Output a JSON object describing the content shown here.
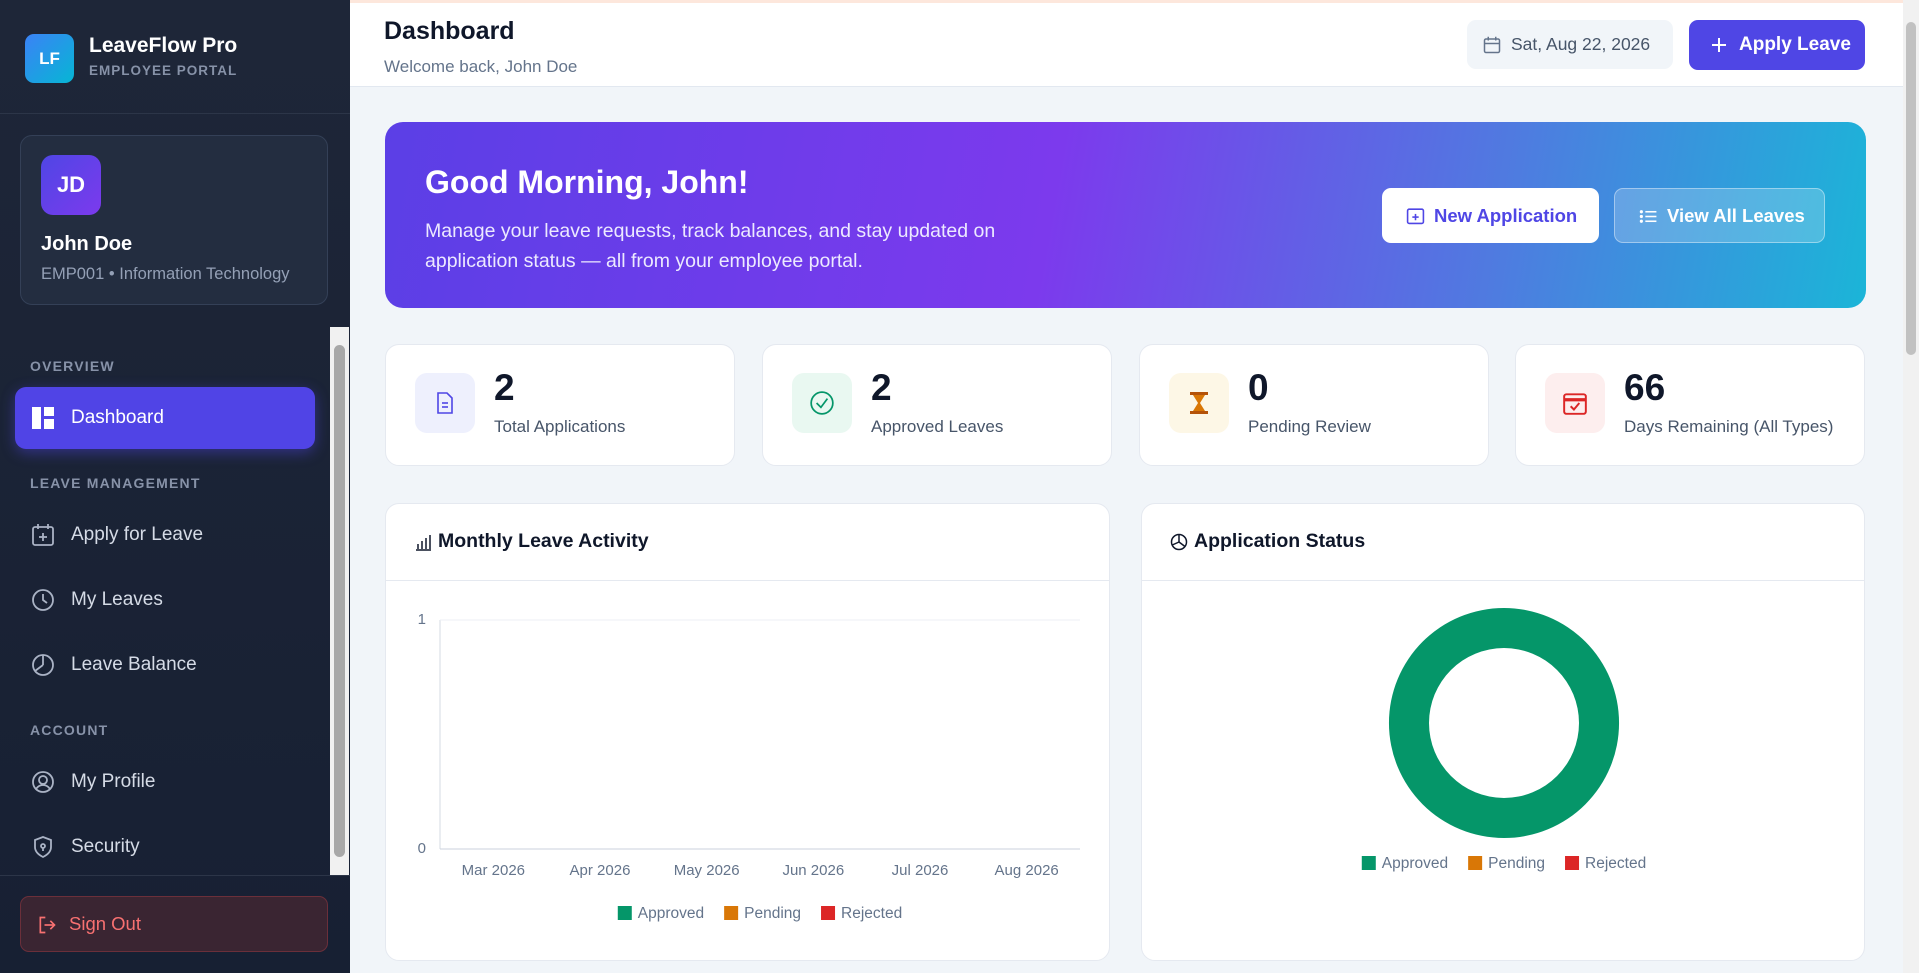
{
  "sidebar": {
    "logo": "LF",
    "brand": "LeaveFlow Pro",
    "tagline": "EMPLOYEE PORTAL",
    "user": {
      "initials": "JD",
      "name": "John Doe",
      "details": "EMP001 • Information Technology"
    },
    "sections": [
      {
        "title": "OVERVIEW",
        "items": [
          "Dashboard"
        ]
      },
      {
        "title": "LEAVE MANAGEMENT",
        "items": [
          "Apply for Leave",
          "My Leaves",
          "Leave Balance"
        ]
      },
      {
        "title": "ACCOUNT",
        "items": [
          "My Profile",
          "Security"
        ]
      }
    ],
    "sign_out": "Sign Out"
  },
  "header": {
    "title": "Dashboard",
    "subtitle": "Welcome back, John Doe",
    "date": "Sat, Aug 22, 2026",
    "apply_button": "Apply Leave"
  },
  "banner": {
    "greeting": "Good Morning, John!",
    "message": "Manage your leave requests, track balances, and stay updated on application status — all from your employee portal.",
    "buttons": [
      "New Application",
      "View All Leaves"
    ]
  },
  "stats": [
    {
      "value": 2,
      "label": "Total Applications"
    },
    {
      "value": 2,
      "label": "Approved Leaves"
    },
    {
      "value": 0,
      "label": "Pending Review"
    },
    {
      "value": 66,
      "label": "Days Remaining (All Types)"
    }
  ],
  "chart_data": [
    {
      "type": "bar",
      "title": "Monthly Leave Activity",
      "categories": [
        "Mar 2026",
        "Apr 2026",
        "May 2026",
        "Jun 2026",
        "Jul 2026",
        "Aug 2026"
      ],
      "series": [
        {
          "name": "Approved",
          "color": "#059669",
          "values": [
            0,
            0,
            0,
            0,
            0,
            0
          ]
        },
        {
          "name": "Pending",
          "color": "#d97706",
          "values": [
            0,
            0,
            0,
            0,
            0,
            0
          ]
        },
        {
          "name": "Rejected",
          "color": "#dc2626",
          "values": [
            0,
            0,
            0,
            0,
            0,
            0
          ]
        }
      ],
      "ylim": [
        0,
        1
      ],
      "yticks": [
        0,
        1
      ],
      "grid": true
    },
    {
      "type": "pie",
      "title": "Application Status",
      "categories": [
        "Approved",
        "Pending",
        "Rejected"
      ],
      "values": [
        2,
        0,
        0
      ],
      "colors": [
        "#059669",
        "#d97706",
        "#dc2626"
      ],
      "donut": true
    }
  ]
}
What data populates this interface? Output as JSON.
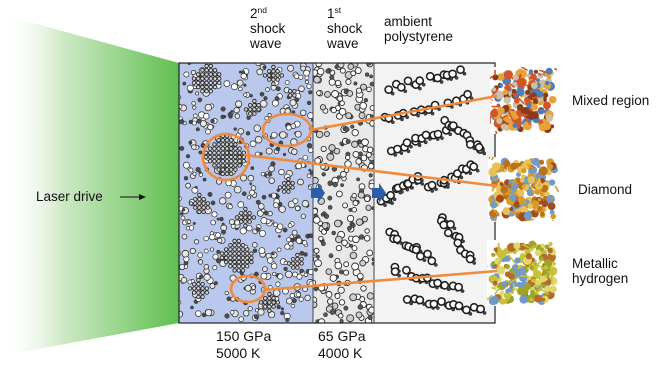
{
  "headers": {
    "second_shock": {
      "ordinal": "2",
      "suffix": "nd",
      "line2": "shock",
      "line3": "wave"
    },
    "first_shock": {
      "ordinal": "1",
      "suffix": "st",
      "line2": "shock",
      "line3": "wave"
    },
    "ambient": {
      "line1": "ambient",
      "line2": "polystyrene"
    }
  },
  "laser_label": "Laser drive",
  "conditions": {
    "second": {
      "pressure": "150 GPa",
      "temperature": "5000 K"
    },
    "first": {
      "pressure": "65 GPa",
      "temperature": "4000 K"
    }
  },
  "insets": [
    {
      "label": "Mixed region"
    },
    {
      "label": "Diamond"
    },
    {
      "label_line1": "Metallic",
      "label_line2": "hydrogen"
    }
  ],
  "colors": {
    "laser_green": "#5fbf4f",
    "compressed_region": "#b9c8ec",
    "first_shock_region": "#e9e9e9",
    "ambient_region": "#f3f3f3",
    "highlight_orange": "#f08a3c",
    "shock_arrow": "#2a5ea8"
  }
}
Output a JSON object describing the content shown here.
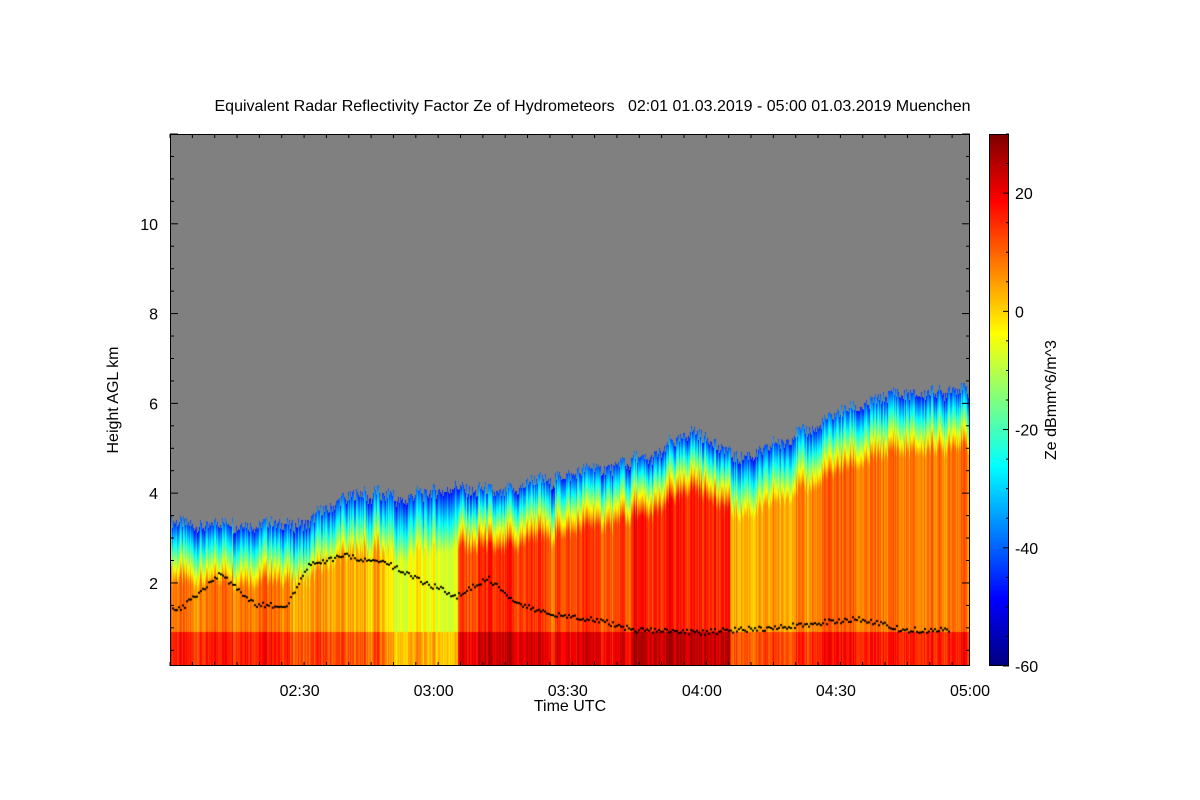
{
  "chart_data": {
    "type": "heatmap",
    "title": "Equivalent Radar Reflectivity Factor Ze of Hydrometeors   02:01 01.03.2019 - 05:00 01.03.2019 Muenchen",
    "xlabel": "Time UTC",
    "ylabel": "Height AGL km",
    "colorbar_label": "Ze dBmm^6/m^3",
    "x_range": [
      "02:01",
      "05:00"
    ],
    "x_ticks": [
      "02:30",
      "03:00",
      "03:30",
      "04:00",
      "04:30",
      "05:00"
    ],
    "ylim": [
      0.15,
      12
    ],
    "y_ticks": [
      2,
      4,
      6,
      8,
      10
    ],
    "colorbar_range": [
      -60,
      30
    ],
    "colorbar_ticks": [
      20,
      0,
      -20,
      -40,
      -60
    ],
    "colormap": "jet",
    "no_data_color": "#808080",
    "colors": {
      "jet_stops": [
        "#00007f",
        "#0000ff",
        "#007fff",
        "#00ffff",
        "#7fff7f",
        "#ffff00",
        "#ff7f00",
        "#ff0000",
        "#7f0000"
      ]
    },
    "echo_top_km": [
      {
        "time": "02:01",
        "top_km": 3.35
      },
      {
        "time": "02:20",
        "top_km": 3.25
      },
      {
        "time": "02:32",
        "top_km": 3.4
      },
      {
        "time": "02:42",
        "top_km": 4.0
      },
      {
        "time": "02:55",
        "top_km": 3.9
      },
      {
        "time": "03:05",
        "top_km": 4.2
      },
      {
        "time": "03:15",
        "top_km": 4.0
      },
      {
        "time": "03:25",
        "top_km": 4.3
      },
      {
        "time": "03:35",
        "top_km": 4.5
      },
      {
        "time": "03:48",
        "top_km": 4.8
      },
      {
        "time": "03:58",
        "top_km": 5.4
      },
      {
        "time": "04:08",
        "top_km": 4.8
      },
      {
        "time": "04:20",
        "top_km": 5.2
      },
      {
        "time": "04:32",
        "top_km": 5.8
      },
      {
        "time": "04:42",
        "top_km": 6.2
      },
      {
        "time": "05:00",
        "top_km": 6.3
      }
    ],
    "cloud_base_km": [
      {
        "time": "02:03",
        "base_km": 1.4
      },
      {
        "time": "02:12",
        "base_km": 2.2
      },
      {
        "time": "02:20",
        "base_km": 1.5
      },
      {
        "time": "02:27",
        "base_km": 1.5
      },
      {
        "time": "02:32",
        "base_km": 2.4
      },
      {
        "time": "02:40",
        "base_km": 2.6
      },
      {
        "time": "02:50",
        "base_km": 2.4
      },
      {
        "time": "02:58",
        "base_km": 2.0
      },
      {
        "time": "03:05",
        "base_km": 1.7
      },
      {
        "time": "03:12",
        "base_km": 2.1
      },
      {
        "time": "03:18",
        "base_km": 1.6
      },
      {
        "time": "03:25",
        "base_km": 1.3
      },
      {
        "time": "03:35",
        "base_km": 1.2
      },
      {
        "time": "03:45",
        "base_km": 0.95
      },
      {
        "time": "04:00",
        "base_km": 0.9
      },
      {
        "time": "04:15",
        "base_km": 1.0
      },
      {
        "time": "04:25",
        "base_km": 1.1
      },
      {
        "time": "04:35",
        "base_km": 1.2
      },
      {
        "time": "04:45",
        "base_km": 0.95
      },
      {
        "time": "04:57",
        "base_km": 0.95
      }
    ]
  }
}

DIRECTIONS:
Omit the pictures. Output every record above word for word.

REPLY:
Output a JSON object describing the content shown here.
{
  "sidebar": {
    "logo": "LF",
    "brand": "LeaveFlow Pro",
    "tagline": "EMPLOYEE PORTAL",
    "user": {
      "initials": "JD",
      "name": "John Doe",
      "details": "EMP001 • Information Technology"
    },
    "sections": [
      {
        "title": "OVERVIEW",
        "items": [
          "Dashboard"
        ]
      },
      {
        "title": "LEAVE MANAGEMENT",
        "items": [
          "Apply for Leave",
          "My Leaves",
          "Leave Balance"
        ]
      },
      {
        "title": "ACCOUNT",
        "items": [
          "My Profile",
          "Security"
        ]
      }
    ],
    "sign_out": "Sign Out"
  },
  "header": {
    "title": "Dashboard",
    "subtitle": "Welcome back, John Doe",
    "date": "Sat, Aug 22, 2026",
    "apply_button": "Apply Leave"
  },
  "banner": {
    "greeting": "Good Morning, John!",
    "message": "Manage your leave requests, track balances, and stay updated on application status — all from your employee portal.",
    "buttons": [
      "New Application",
      "View All Leaves"
    ]
  },
  "stats": [
    {
      "value": 2,
      "label": "Total Applications"
    },
    {
      "value": 2,
      "label": "Approved Leaves"
    },
    {
      "value": 0,
      "label": "Pending Review"
    },
    {
      "value": 66,
      "label": "Days Remaining (All Types)"
    }
  ],
  "chart_data": [
    {
      "type": "bar",
      "title": "Monthly Leave Activity",
      "categories": [
        "Mar 2026",
        "Apr 2026",
        "May 2026",
        "Jun 2026",
        "Jul 2026",
        "Aug 2026"
      ],
      "series": [
        {
          "name": "Approved",
          "color": "#059669",
          "values": [
            0,
            0,
            0,
            0,
            0,
            0
          ]
        },
        {
          "name": "Pending",
          "color": "#d97706",
          "values": [
            0,
            0,
            0,
            0,
            0,
            0
          ]
        },
        {
          "name": "Rejected",
          "color": "#dc2626",
          "values": [
            0,
            0,
            0,
            0,
            0,
            0
          ]
        }
      ],
      "ylim": [
        0,
        1
      ],
      "yticks": [
        0,
        1
      ],
      "grid": true
    },
    {
      "type": "pie",
      "title": "Application Status",
      "categories": [
        "Approved",
        "Pending",
        "Rejected"
      ],
      "values": [
        2,
        0,
        0
      ],
      "colors": [
        "#059669",
        "#d97706",
        "#dc2626"
      ],
      "donut": true
    }
  ]
}
What data populates this interface? Output as JSON.
{
  "headers": {
    "second_shock": {
      "ordinal": "2",
      "suffix": "nd",
      "line2": "shock",
      "line3": "wave"
    },
    "first_shock": {
      "ordinal": "1",
      "suffix": "st",
      "line2": "shock",
      "line3": "wave"
    },
    "ambient": {
      "line1": "ambient",
      "line2": "polystyrene"
    }
  },
  "laser_label": "Laser drive",
  "conditions": {
    "second": {
      "pressure": "150 GPa",
      "temperature": "5000 K"
    },
    "first": {
      "pressure": "65 GPa",
      "temperature": "4000 K"
    }
  },
  "insets": [
    {
      "label": "Mixed region"
    },
    {
      "label": "Diamond"
    },
    {
      "label_line1": "Metallic",
      "label_line2": "hydrogen"
    }
  ],
  "colors": {
    "laser_green": "#5fbf4f",
    "compressed_region": "#b9c8ec",
    "first_shock_region": "#e9e9e9",
    "ambient_region": "#f3f3f3",
    "highlight_orange": "#f08a3c",
    "shock_arrow": "#2a5ea8"
  }
}
Output a JSON object describing the content shown here.
{
  "chart_data": {
    "type": "heatmap",
    "title": "Equivalent Radar Reflectivity Factor Ze of Hydrometeors   02:01 01.03.2019 - 05:00 01.03.2019 Muenchen",
    "xlabel": "Time UTC",
    "ylabel": "Height AGL km",
    "colorbar_label": "Ze dBmm^6/m^3",
    "x_range": [
      "02:01",
      "05:00"
    ],
    "x_ticks": [
      "02:30",
      "03:00",
      "03:30",
      "04:00",
      "04:30",
      "05:00"
    ],
    "ylim": [
      0.15,
      12
    ],
    "y_ticks": [
      2,
      4,
      6,
      8,
      10
    ],
    "colorbar_range": [
      -60,
      30
    ],
    "colorbar_ticks": [
      20,
      0,
      -20,
      -40,
      -60
    ],
    "colormap": "jet",
    "no_data_color": "#808080",
    "colors": {
      "jet_stops": [
        "#00007f",
        "#0000ff",
        "#007fff",
        "#00ffff",
        "#7fff7f",
        "#ffff00",
        "#ff7f00",
        "#ff0000",
        "#7f0000"
      ]
    },
    "echo_top_km": [
      {
        "time": "02:01",
        "top_km": 3.35
      },
      {
        "time": "02:20",
        "top_km": 3.25
      },
      {
        "time": "02:32",
        "top_km": 3.4
      },
      {
        "time": "02:42",
        "top_km": 4.0
      },
      {
        "time": "02:55",
        "top_km": 3.9
      },
      {
        "time": "03:05",
        "top_km": 4.2
      },
      {
        "time": "03:15",
        "top_km": 4.0
      },
      {
        "time": "03:25",
        "top_km": 4.3
      },
      {
        "time": "03:35",
        "top_km": 4.5
      },
      {
        "time": "03:48",
        "top_km": 4.8
      },
      {
        "time": "03:58",
        "top_km": 5.4
      },
      {
        "time": "04:08",
        "top_km": 4.8
      },
      {
        "time": "04:20",
        "top_km": 5.2
      },
      {
        "time": "04:32",
        "top_km": 5.8
      },
      {
        "time": "04:42",
        "top_km": 6.2
      },
      {
        "time": "05:00",
        "top_km": 6.3
      }
    ],
    "cloud_base_km": [
      {
        "time": "02:03",
        "base_km": 1.4
      },
      {
        "time": "02:12",
        "base_km": 2.2
      },
      {
        "time": "02:20",
        "base_km": 1.5
      },
      {
        "time": "02:27",
        "base_km": 1.5
      },
      {
        "time": "02:32",
        "base_km": 2.4
      },
      {
        "time": "02:40",
        "base_km": 2.6
      },
      {
        "time": "02:50",
        "base_km": 2.4
      },
      {
        "time": "02:58",
        "base_km": 2.0
      },
      {
        "time": "03:05",
        "base_km": 1.7
      },
      {
        "time": "03:12",
        "base_km": 2.1
      },
      {
        "time": "03:18",
        "base_km": 1.6
      },
      {
        "time": "03:25",
        "base_km": 1.3
      },
      {
        "time": "03:35",
        "base_km": 1.2
      },
      {
        "time": "03:45",
        "base_km": 0.95
      },
      {
        "time": "04:00",
        "base_km": 0.9
      },
      {
        "time": "04:15",
        "base_km": 1.0
      },
      {
        "time": "04:25",
        "base_km": 1.1
      },
      {
        "time": "04:35",
        "base_km": 1.2
      },
      {
        "time": "04:45",
        "base_km": 0.95
      },
      {
        "time": "04:57",
        "base_km": 0.95
      }
    ]
  }
}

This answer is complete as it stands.